Exercise brief
Please retype the data in full and exactly; the pictures are not part of the copy.

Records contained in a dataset
----
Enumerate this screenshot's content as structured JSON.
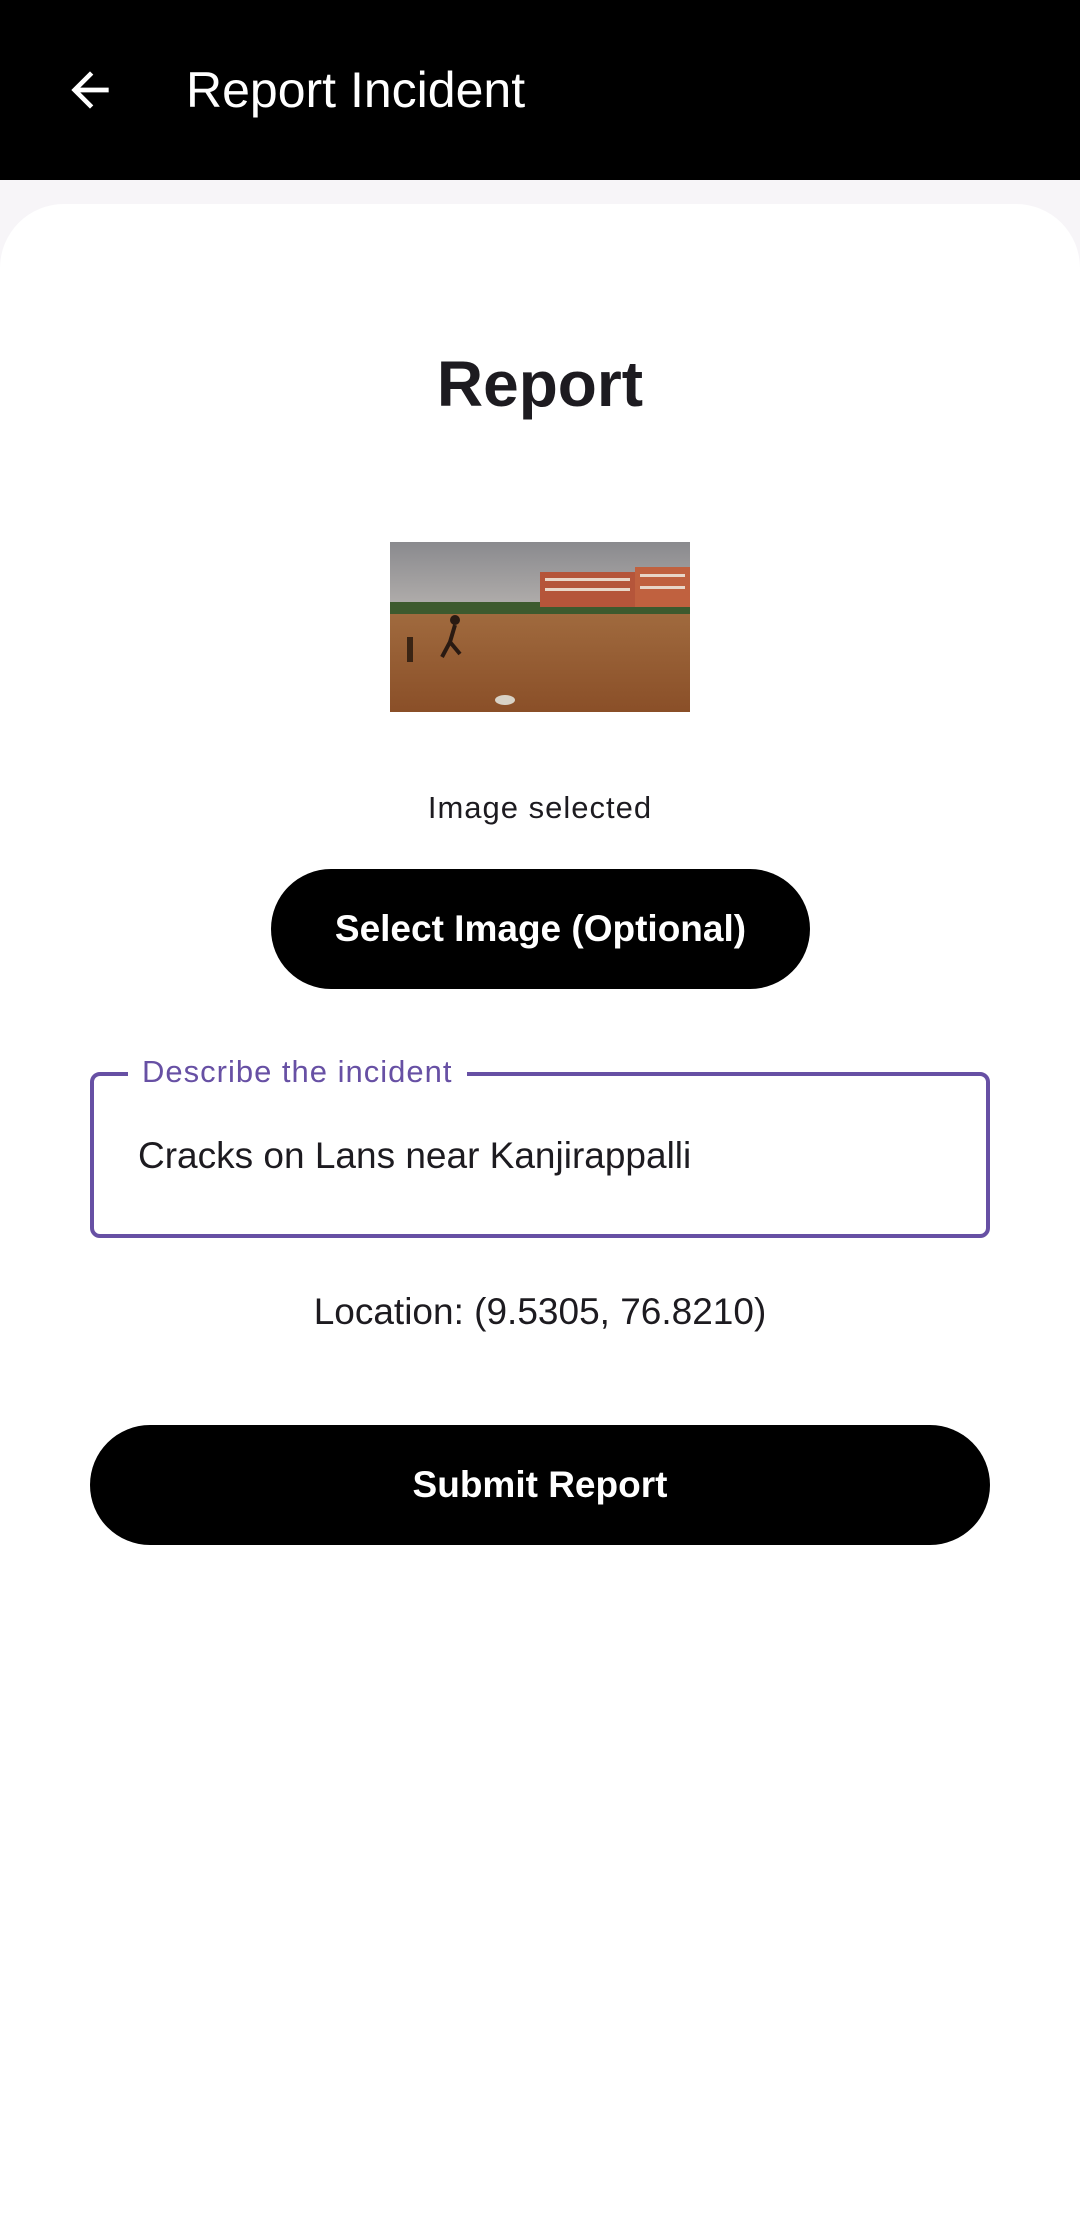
{
  "app_bar": {
    "title": "Report Incident",
    "back_icon": "arrow-left-icon",
    "background": "#000000",
    "text_color": "#ffffff"
  },
  "form": {
    "heading": "Report",
    "image_status": "Image selected",
    "select_image_label": "Select Image (Optional)",
    "description_field": {
      "label": "Describe the incident",
      "value": "Cracks on Lans near Kanjirappalli",
      "accent": "#6750a4"
    },
    "location_text": "Location: (9.5305, 76.8210)",
    "submit_label": "Submit Report"
  }
}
----
Result of the task
Enumerate this screenshot's content as structured JSON.
{
  "app_bar": {
    "title": "Report Incident",
    "back_icon": "arrow-left-icon",
    "background": "#000000",
    "text_color": "#ffffff"
  },
  "form": {
    "heading": "Report",
    "image_status": "Image selected",
    "select_image_label": "Select Image (Optional)",
    "description_field": {
      "label": "Describe the incident",
      "value": "Cracks on Lans near Kanjirappalli",
      "accent": "#6750a4"
    },
    "location_text": "Location: (9.5305, 76.8210)",
    "submit_label": "Submit Report"
  }
}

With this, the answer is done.